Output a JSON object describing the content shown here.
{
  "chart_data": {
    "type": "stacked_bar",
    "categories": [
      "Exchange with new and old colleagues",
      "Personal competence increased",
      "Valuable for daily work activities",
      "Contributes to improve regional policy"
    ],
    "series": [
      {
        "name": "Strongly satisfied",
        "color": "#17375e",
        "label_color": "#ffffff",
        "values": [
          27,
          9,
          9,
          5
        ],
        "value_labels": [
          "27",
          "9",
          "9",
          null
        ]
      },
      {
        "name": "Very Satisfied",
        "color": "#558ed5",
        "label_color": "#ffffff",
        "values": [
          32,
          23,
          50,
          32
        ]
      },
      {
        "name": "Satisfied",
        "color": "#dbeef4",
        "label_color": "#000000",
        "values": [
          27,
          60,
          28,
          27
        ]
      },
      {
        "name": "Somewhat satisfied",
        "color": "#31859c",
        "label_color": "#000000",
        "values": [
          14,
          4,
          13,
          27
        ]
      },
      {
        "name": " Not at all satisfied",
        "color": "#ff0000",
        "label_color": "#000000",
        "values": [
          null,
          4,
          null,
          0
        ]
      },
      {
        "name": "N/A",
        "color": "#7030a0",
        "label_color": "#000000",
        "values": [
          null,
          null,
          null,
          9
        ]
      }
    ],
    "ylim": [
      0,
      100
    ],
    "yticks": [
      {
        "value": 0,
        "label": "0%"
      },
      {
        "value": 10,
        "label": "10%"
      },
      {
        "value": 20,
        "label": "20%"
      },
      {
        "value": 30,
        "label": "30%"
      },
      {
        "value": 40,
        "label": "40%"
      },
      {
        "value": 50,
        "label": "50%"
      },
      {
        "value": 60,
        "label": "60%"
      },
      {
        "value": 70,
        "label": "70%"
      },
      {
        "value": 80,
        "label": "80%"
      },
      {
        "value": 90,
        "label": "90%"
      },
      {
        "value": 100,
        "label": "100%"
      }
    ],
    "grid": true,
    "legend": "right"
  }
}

======

What is asked:
Faithfully copy every entry, leaving nothing out.

Task result:
Output a JSON object describing the content shown here.
{
  "chart_data": {
    "type": "stacked_bar",
    "categories": [
      "Exchange with new and old colleagues",
      "Personal competence increased",
      "Valuable for daily work activities",
      "Contributes to improve regional policy"
    ],
    "series": [
      {
        "name": "Strongly satisfied",
        "color": "#17375e",
        "label_color": "#ffffff",
        "values": [
          27,
          9,
          9,
          5
        ],
        "value_labels": [
          "27",
          "9",
          "9",
          null
        ]
      },
      {
        "name": "Very Satisfied",
        "color": "#558ed5",
        "label_color": "#ffffff",
        "values": [
          32,
          23,
          50,
          32
        ]
      },
      {
        "name": "Satisfied",
        "color": "#dbeef4",
        "label_color": "#000000",
        "values": [
          27,
          60,
          28,
          27
        ]
      },
      {
        "name": "Somewhat satisfied",
        "color": "#31859c",
        "label_color": "#000000",
        "values": [
          14,
          4,
          13,
          27
        ]
      },
      {
        "name": " Not at all satisfied",
        "color": "#ff0000",
        "label_color": "#000000",
        "values": [
          null,
          4,
          null,
          0
        ]
      },
      {
        "name": "N/A",
        "color": "#7030a0",
        "label_color": "#000000",
        "values": [
          null,
          null,
          null,
          9
        ]
      }
    ],
    "ylim": [
      0,
      100
    ],
    "yticks": [
      {
        "value": 0,
        "label": "0%"
      },
      {
        "value": 10,
        "label": "10%"
      },
      {
        "value": 20,
        "label": "20%"
      },
      {
        "value": 30,
        "label": "30%"
      },
      {
        "value": 40,
        "label": "40%"
      },
      {
        "value": 50,
        "label": "50%"
      },
      {
        "value": 60,
        "label": "60%"
      },
      {
        "value": 70,
        "label": "70%"
      },
      {
        "value": 80,
        "label": "80%"
      },
      {
        "value": 90,
        "label": "90%"
      },
      {
        "value": 100,
        "label": "100%"
      }
    ],
    "grid": true,
    "legend": "right"
  }
}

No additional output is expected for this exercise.